# PROVIDED RECORDS:
↓↓↓
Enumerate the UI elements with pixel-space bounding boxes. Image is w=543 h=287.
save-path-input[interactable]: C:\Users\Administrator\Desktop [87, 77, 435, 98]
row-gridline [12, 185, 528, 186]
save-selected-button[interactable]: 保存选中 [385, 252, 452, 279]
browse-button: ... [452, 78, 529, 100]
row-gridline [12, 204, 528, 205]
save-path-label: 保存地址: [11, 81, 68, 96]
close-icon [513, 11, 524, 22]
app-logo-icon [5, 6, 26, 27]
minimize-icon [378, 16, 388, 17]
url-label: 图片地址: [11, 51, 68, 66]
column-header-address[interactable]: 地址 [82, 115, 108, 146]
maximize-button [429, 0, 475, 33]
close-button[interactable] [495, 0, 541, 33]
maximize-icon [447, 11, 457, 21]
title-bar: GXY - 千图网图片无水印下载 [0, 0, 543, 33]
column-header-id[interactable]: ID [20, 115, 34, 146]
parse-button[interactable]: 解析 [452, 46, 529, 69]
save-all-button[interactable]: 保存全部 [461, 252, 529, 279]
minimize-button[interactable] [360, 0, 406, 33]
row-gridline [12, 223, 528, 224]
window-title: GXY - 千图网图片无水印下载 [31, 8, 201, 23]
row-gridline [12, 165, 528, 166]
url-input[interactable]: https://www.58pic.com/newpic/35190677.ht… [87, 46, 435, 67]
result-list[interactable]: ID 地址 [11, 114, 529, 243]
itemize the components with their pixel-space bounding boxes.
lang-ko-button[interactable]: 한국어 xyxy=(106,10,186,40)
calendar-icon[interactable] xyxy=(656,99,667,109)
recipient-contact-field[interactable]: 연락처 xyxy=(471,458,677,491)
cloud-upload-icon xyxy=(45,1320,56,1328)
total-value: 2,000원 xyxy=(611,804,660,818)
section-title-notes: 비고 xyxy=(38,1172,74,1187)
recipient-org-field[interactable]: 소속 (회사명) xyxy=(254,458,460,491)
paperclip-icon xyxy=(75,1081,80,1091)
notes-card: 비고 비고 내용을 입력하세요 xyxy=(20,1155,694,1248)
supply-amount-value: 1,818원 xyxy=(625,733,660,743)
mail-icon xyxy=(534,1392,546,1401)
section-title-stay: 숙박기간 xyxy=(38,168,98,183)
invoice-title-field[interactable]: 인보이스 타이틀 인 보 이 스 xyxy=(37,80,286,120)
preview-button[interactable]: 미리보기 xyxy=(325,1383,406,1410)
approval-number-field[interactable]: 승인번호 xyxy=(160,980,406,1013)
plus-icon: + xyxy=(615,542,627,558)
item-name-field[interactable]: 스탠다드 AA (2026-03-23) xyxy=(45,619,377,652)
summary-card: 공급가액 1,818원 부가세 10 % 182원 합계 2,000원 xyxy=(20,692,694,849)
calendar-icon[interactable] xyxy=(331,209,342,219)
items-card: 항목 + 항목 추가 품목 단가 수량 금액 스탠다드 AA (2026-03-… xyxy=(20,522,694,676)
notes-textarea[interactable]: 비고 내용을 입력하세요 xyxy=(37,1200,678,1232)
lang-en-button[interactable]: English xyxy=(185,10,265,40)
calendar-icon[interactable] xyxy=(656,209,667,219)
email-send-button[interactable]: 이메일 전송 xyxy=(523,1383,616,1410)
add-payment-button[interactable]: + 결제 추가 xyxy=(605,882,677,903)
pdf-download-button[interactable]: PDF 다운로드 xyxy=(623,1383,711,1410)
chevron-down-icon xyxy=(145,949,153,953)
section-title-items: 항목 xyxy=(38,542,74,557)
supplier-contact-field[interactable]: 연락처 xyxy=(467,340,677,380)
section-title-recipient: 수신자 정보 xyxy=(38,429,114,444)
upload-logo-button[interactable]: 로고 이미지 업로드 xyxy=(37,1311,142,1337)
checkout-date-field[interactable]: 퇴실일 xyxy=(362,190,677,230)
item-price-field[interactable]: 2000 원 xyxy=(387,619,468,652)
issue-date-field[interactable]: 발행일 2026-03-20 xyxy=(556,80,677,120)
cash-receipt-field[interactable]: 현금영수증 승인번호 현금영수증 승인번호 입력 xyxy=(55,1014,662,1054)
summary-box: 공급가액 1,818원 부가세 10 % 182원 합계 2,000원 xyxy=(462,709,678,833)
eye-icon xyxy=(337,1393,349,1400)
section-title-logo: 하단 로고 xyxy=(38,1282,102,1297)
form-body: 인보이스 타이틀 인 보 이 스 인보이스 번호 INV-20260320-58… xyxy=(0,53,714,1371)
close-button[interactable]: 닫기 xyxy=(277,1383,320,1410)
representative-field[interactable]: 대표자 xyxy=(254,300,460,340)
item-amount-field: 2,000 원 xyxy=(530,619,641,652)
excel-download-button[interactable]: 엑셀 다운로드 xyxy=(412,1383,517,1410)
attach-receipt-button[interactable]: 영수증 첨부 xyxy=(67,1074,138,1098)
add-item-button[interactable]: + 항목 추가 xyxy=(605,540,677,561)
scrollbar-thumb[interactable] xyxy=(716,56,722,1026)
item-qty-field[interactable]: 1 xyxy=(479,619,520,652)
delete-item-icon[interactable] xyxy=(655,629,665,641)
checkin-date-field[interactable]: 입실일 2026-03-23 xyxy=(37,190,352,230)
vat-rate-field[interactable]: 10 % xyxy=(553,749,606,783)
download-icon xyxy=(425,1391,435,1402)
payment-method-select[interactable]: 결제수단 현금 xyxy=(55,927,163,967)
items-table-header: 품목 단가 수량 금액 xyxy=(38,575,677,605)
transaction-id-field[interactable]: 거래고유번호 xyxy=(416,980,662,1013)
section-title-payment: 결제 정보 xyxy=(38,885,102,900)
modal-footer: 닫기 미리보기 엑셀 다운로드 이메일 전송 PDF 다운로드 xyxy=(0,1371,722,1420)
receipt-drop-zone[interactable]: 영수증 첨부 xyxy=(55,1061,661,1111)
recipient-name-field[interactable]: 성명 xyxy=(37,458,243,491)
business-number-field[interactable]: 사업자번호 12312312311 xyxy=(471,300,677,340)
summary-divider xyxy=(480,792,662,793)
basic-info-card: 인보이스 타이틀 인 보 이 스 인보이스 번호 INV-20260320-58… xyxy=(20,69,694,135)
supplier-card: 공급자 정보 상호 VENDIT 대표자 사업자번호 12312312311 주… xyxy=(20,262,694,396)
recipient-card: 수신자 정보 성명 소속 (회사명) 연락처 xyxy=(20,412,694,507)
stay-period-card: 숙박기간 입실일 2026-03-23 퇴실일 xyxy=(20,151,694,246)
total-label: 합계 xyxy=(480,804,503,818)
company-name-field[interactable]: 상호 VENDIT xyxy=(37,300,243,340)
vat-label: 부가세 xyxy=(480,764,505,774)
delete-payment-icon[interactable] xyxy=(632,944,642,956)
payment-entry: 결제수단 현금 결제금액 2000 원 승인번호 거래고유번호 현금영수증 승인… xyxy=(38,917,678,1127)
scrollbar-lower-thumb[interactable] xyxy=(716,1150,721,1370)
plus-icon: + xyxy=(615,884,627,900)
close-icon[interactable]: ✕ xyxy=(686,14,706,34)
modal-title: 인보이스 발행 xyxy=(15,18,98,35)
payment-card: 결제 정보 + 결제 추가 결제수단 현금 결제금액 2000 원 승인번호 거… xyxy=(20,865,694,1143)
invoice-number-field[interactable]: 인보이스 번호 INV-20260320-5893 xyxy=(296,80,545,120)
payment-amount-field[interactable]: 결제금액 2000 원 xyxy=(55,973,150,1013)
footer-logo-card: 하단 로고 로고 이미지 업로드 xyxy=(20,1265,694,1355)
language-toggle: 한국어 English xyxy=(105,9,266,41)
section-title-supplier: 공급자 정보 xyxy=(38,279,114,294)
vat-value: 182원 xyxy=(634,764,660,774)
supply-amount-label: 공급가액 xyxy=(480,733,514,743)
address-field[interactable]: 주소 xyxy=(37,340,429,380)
↑↑↑
# WHAT YOU HAVE TO DO:
Can you repeat the material from its first line through the line containing "row-gridline [12, 204, 528, 205]", substituting "select-folder-button" for "browse-button" and leaving everything else unchanged?

# THE SOLUTION:
Enumerate the UI elements with pixel-space bounding boxes. Image is w=543 h=287.
save-path-input[interactable]: C:\Users\Administrator\Desktop [87, 77, 435, 98]
row-gridline [12, 185, 528, 186]
save-selected-button[interactable]: 保存选中 [385, 252, 452, 279]
select-folder-button: ... [452, 78, 529, 100]
row-gridline [12, 204, 528, 205]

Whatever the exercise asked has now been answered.